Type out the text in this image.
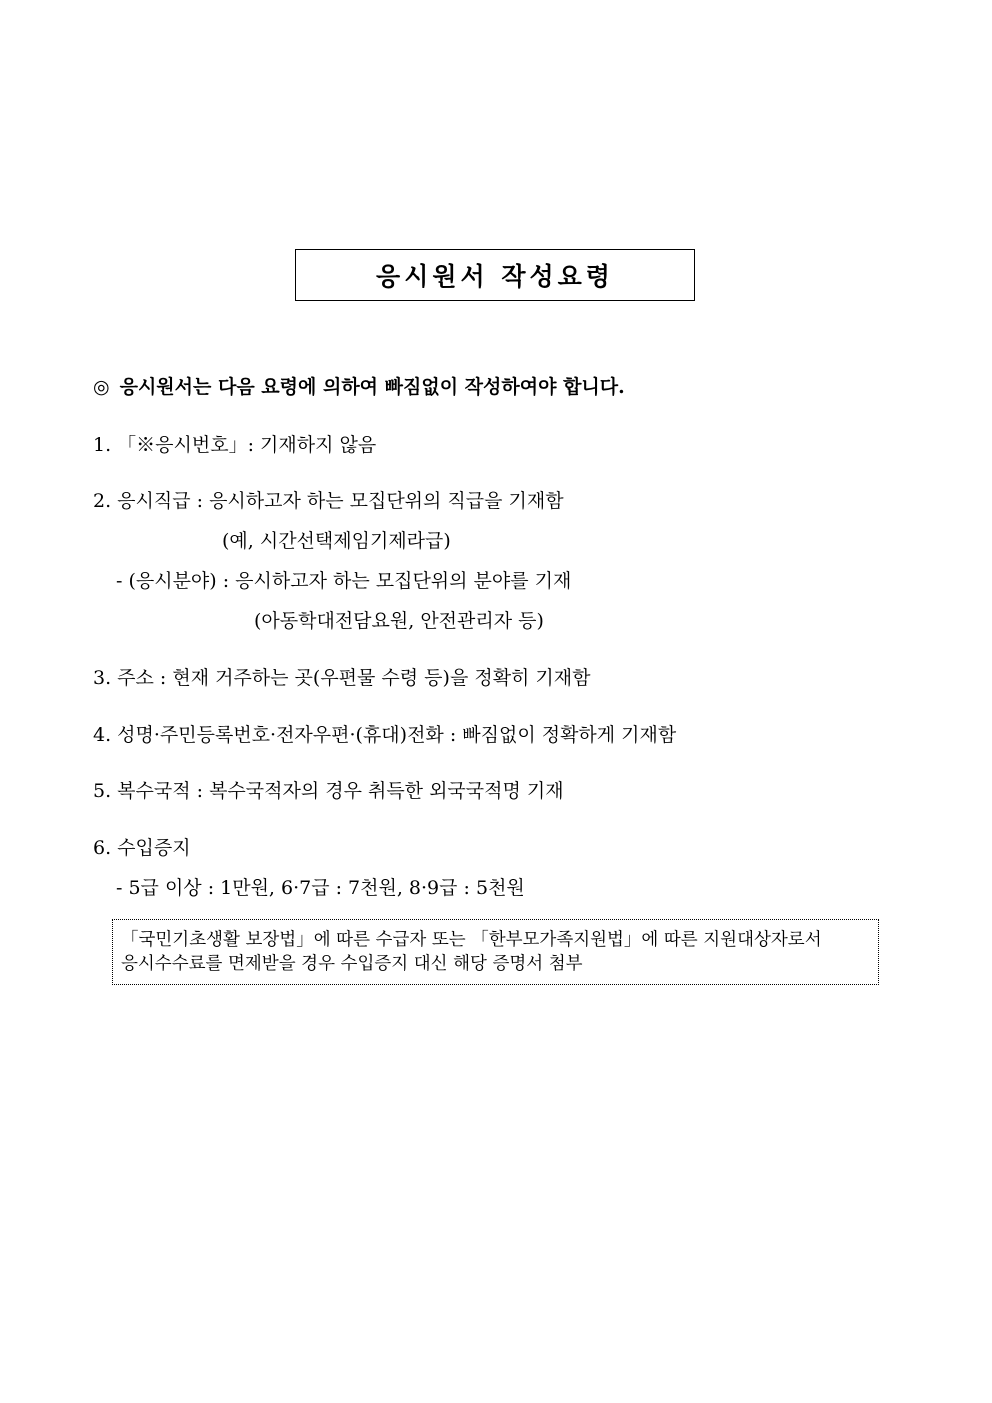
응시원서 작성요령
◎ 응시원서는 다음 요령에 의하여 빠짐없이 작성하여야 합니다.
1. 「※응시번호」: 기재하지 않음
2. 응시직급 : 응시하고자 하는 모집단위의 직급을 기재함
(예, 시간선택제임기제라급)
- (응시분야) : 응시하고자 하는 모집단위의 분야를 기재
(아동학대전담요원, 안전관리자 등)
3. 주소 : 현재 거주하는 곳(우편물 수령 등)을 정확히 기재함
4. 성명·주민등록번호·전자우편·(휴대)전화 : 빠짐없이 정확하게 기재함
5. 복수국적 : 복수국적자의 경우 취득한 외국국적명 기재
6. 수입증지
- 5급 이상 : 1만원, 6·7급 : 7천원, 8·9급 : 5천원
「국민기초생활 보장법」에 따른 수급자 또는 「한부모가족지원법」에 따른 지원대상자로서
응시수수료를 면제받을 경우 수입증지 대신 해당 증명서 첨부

----

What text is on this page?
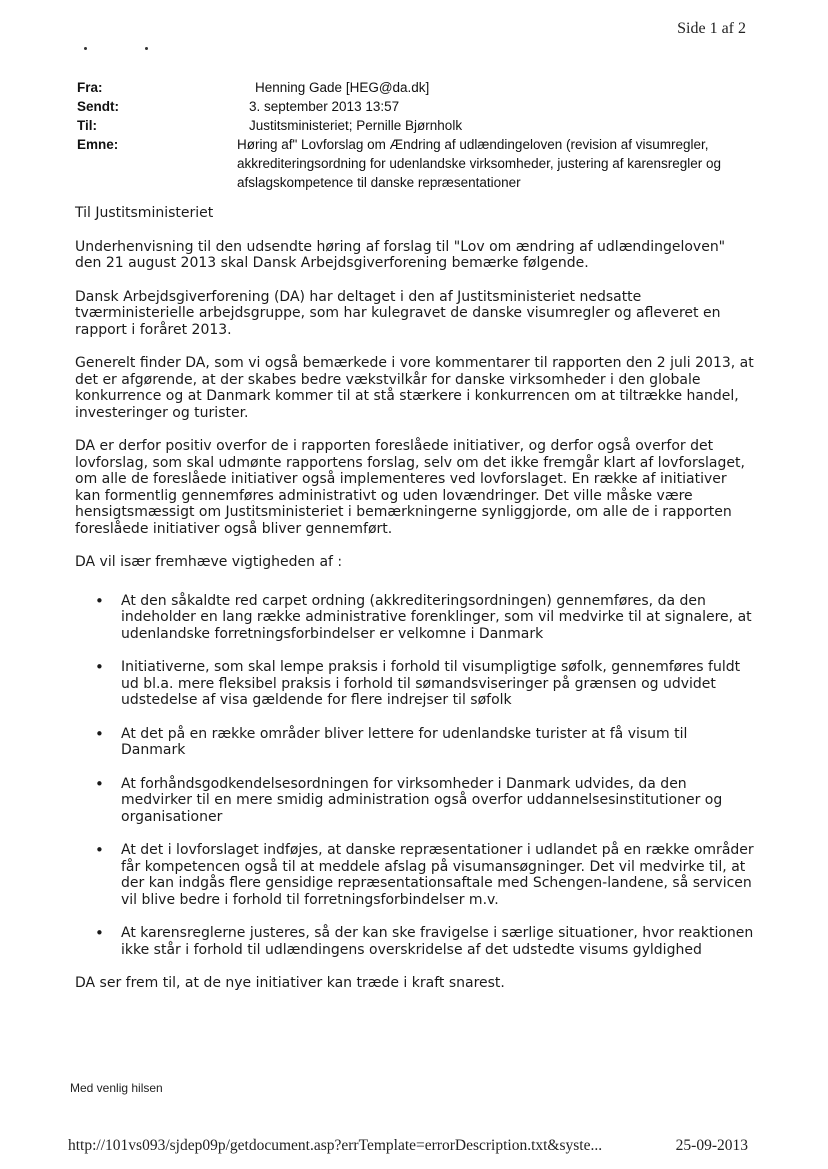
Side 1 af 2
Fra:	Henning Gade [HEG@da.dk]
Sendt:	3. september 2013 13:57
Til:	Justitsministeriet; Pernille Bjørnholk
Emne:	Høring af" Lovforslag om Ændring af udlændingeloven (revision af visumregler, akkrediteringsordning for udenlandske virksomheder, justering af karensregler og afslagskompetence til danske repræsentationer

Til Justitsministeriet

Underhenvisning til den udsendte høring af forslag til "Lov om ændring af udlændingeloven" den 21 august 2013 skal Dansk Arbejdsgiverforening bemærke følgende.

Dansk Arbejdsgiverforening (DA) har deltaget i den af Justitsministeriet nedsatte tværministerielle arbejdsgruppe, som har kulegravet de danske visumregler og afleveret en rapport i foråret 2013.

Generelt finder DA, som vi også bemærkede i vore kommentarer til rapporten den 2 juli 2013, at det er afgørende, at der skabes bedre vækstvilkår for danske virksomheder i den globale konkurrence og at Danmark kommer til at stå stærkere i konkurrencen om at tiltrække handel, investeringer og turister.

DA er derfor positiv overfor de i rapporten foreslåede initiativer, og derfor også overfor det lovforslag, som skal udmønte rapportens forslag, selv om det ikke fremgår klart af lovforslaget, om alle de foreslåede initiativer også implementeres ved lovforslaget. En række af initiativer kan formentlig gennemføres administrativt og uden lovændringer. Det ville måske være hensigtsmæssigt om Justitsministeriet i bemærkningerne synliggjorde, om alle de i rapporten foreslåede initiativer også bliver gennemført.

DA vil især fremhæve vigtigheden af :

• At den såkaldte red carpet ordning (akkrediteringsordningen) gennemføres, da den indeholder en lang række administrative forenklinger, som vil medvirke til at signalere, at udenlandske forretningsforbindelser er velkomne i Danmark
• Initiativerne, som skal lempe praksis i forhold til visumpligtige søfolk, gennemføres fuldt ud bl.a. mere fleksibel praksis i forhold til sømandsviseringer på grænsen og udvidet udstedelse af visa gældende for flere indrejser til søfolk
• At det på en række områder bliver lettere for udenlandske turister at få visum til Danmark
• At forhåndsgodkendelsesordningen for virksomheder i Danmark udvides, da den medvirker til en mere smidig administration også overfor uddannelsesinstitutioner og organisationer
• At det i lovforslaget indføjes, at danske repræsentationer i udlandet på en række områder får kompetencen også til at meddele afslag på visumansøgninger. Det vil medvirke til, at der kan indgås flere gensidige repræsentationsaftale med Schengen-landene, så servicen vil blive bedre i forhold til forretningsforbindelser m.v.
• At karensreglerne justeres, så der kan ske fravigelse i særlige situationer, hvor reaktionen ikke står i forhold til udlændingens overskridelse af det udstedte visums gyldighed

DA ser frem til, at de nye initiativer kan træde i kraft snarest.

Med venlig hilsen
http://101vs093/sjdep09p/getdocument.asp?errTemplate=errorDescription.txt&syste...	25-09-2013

----

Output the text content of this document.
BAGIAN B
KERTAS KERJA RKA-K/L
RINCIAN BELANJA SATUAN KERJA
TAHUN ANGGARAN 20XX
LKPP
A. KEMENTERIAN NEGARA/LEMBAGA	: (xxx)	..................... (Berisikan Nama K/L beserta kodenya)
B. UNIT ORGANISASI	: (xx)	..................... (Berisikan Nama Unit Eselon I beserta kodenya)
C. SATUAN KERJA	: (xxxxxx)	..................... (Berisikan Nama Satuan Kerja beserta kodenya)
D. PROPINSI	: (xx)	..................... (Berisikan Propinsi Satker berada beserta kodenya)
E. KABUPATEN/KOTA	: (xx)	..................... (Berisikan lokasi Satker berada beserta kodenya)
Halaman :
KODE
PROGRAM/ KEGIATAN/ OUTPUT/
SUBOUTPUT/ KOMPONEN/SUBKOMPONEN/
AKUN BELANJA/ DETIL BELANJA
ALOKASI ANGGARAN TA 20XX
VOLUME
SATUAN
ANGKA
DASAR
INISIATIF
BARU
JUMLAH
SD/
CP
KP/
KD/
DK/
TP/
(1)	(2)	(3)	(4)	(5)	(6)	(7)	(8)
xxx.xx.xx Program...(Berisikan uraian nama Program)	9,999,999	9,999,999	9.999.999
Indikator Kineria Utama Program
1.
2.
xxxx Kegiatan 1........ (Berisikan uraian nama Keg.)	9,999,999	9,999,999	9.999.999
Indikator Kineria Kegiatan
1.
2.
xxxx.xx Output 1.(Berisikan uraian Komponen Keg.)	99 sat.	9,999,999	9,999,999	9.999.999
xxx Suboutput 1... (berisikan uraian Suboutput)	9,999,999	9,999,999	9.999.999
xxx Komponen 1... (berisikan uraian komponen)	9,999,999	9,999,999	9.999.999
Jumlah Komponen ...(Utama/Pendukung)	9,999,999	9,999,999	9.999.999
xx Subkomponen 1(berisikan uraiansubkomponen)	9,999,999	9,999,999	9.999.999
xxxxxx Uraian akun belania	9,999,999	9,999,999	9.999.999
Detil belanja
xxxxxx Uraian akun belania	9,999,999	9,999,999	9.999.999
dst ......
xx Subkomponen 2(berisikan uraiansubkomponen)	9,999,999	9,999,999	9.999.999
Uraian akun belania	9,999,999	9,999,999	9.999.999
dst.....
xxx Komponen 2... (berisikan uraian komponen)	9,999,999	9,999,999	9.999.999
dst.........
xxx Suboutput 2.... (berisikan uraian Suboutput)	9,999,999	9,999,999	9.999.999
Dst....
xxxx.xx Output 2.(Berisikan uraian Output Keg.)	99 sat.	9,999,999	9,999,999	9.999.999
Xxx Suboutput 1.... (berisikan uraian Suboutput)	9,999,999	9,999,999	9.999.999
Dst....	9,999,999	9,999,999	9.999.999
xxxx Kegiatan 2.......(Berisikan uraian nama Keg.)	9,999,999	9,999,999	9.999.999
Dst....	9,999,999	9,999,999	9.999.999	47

----

_GIVEN REQUEST:_ Across the entries, how many lines hold the word "ANGGARAN"? Say only the number.

_EXERCISE SOLUTION:_ 2